OBJECTIVE:
Copy out these rows line for line, changing nothing.

Labeled box rows
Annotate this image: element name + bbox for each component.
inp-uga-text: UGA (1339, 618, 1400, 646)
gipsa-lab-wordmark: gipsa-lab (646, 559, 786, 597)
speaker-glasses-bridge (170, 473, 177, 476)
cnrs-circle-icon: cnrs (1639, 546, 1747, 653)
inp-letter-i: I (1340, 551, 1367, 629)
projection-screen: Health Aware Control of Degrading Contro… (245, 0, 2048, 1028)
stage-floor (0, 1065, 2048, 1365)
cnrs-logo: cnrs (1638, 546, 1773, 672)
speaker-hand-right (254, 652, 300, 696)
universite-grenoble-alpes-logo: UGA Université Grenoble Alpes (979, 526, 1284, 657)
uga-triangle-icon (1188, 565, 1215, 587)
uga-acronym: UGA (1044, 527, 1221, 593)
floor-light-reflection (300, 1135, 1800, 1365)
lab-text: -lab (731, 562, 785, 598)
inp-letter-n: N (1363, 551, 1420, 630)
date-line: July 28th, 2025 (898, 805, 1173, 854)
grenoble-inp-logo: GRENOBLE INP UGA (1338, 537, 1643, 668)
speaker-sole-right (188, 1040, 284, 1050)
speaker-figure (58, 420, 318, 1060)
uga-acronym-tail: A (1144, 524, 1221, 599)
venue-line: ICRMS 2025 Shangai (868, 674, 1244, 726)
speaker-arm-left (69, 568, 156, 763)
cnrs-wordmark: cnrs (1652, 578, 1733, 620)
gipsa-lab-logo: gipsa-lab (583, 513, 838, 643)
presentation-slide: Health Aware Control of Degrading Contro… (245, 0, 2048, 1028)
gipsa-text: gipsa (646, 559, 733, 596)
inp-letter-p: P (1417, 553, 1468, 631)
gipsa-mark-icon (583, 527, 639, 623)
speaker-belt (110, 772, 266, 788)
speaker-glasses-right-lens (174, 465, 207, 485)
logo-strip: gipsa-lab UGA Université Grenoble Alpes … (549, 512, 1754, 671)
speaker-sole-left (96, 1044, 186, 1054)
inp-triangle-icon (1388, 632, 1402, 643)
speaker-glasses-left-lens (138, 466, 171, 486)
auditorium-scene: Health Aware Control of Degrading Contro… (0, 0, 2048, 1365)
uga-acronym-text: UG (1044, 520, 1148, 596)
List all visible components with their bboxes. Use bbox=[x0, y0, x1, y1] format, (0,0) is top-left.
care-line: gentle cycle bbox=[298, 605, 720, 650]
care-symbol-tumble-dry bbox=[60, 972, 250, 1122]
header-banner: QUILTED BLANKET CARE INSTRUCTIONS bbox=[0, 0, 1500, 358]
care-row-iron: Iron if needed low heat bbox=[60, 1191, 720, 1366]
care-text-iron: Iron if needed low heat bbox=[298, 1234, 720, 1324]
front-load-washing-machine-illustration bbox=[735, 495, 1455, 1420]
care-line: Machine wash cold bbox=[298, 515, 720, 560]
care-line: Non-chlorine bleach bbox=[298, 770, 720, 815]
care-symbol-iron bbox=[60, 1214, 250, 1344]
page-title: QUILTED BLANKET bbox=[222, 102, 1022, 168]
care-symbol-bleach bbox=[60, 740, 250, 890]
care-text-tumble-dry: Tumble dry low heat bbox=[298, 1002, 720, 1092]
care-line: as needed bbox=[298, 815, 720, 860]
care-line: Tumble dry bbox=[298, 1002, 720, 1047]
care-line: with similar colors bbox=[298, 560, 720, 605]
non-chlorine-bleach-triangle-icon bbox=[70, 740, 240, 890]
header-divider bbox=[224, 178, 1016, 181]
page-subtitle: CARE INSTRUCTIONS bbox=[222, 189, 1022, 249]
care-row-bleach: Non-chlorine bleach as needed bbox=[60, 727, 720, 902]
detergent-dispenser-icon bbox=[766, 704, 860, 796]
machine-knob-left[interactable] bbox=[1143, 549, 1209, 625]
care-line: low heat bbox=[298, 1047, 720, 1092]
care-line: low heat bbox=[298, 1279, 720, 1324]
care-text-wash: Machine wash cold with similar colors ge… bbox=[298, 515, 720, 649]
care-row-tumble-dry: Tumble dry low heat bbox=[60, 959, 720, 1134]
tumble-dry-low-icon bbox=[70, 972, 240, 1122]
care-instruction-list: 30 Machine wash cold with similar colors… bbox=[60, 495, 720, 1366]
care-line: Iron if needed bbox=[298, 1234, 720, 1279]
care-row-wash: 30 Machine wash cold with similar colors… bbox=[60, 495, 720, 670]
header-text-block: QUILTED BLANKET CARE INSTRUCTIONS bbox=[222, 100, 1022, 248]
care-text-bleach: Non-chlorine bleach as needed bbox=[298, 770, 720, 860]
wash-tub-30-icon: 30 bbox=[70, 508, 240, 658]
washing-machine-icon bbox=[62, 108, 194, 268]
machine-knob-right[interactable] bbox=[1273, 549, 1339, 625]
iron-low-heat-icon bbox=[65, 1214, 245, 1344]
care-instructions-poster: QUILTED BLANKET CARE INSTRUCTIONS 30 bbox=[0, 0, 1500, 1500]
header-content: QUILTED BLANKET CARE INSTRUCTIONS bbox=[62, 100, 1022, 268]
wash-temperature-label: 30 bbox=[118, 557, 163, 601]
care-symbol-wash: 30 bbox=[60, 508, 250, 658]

COMPLETE RESPONSE:
Annotate this image: element name + bbox for each component.
inp-uga-text: UGA (1339, 618, 1400, 646)
gipsa-lab-wordmark: gipsa-lab (646, 559, 786, 597)
speaker-glasses-bridge (170, 473, 177, 476)
cnrs-circle-icon: cnrs (1639, 546, 1747, 653)
inp-letter-i: I (1340, 551, 1367, 629)
projection-screen: Health Aware Control of Degrading Contro… (245, 0, 2048, 1028)
stage-floor (0, 1065, 2048, 1365)
cnrs-logo: cnrs (1638, 546, 1773, 672)
speaker-hand-right (254, 652, 300, 696)
universite-grenoble-alpes-logo: UGA Université Grenoble Alpes (979, 526, 1284, 657)
uga-triangle-icon (1188, 565, 1215, 587)
uga-acronym: UGA (1044, 527, 1221, 593)
floor-light-reflection (300, 1135, 1800, 1365)
lab-text: -lab (731, 562, 785, 598)
inp-letter-n: N (1363, 551, 1420, 630)
date-line: July 28th, 2025 (898, 805, 1173, 854)
grenoble-inp-logo: GRENOBLE INP UGA (1338, 537, 1643, 668)
speaker-sole-right (188, 1040, 284, 1050)
speaker-figure (58, 420, 318, 1060)
uga-acronym-tail: A (1144, 524, 1221, 599)
venue-line: ICRMS 2025 Shangai (868, 674, 1244, 726)
speaker-arm-left (69, 568, 156, 763)
cnrs-wordmark: cnrs (1652, 578, 1733, 620)
gipsa-lab-logo: gipsa-lab (583, 513, 838, 643)
presentation-slide: Health Aware Control of Degrading Contro… (245, 0, 2048, 1028)
gipsa-text: gipsa (646, 559, 733, 596)
inp-letter-p: P (1417, 553, 1468, 631)
gipsa-mark-icon (583, 527, 639, 623)
speaker-belt (110, 772, 266, 788)
speaker-glasses-right-lens (174, 465, 207, 485)
logo-strip: gipsa-lab UGA Université Grenoble Alpes … (549, 512, 1754, 671)
speaker-sole-left (96, 1044, 186, 1054)
inp-triangle-icon (1388, 632, 1402, 643)
speaker-glasses-left-lens (138, 466, 171, 486)
auditorium-scene: Health Aware Control of Degrading Contro… (0, 0, 2048, 1365)
uga-acronym-text: UG (1044, 520, 1148, 596)
List all visible components with their bboxes. Use bbox=[x0, y0, x1, y1] format, (0,0) is top-left.
care-line: gentle cycle bbox=[298, 605, 720, 650]
care-symbol-tumble-dry bbox=[60, 972, 250, 1122]
header-banner: QUILTED BLANKET CARE INSTRUCTIONS bbox=[0, 0, 1500, 358]
care-row-iron: Iron if needed low heat bbox=[60, 1191, 720, 1366]
care-text-iron: Iron if needed low heat bbox=[298, 1234, 720, 1324]
front-load-washing-machine-illustration bbox=[735, 495, 1455, 1420]
care-line: Machine wash cold bbox=[298, 515, 720, 560]
care-line: Non-chlorine bleach bbox=[298, 770, 720, 815]
care-symbol-iron bbox=[60, 1214, 250, 1344]
page-title: QUILTED BLANKET bbox=[222, 102, 1022, 168]
care-symbol-bleach bbox=[60, 740, 250, 890]
care-text-tumble-dry: Tumble dry low heat bbox=[298, 1002, 720, 1092]
care-line: as needed bbox=[298, 815, 720, 860]
care-line: Tumble dry bbox=[298, 1002, 720, 1047]
care-line: with similar colors bbox=[298, 560, 720, 605]
non-chlorine-bleach-triangle-icon bbox=[70, 740, 240, 890]
header-divider bbox=[224, 178, 1016, 181]
page-subtitle: CARE INSTRUCTIONS bbox=[222, 189, 1022, 249]
care-row-bleach: Non-chlorine bleach as needed bbox=[60, 727, 720, 902]
detergent-dispenser-icon bbox=[766, 704, 860, 796]
machine-knob-left[interactable] bbox=[1143, 549, 1209, 625]
care-line: low heat bbox=[298, 1047, 720, 1092]
care-line: low heat bbox=[298, 1279, 720, 1324]
care-text-wash: Machine wash cold with similar colors ge… bbox=[298, 515, 720, 649]
care-row-tumble-dry: Tumble dry low heat bbox=[60, 959, 720, 1134]
tumble-dry-low-icon bbox=[70, 972, 240, 1122]
care-instruction-list: 30 Machine wash cold with similar colors… bbox=[60, 495, 720, 1366]
care-line: Iron if needed bbox=[298, 1234, 720, 1279]
care-row-wash: 30 Machine wash cold with similar colors… bbox=[60, 495, 720, 670]
header-text-block: QUILTED BLANKET CARE INSTRUCTIONS bbox=[222, 100, 1022, 248]
care-text-bleach: Non-chlorine bleach as needed bbox=[298, 770, 720, 860]
wash-tub-30-icon: 30 bbox=[70, 508, 240, 658]
washing-machine-icon bbox=[62, 108, 194, 268]
machine-knob-right[interactable] bbox=[1273, 549, 1339, 625]
iron-low-heat-icon bbox=[65, 1214, 245, 1344]
care-instructions-poster: QUILTED BLANKET CARE INSTRUCTIONS 30 bbox=[0, 0, 1500, 1500]
header-content: QUILTED BLANKET CARE INSTRUCTIONS bbox=[62, 100, 1022, 268]
wash-temperature-label: 30 bbox=[118, 557, 163, 601]
care-symbol-wash: 30 bbox=[60, 508, 250, 658]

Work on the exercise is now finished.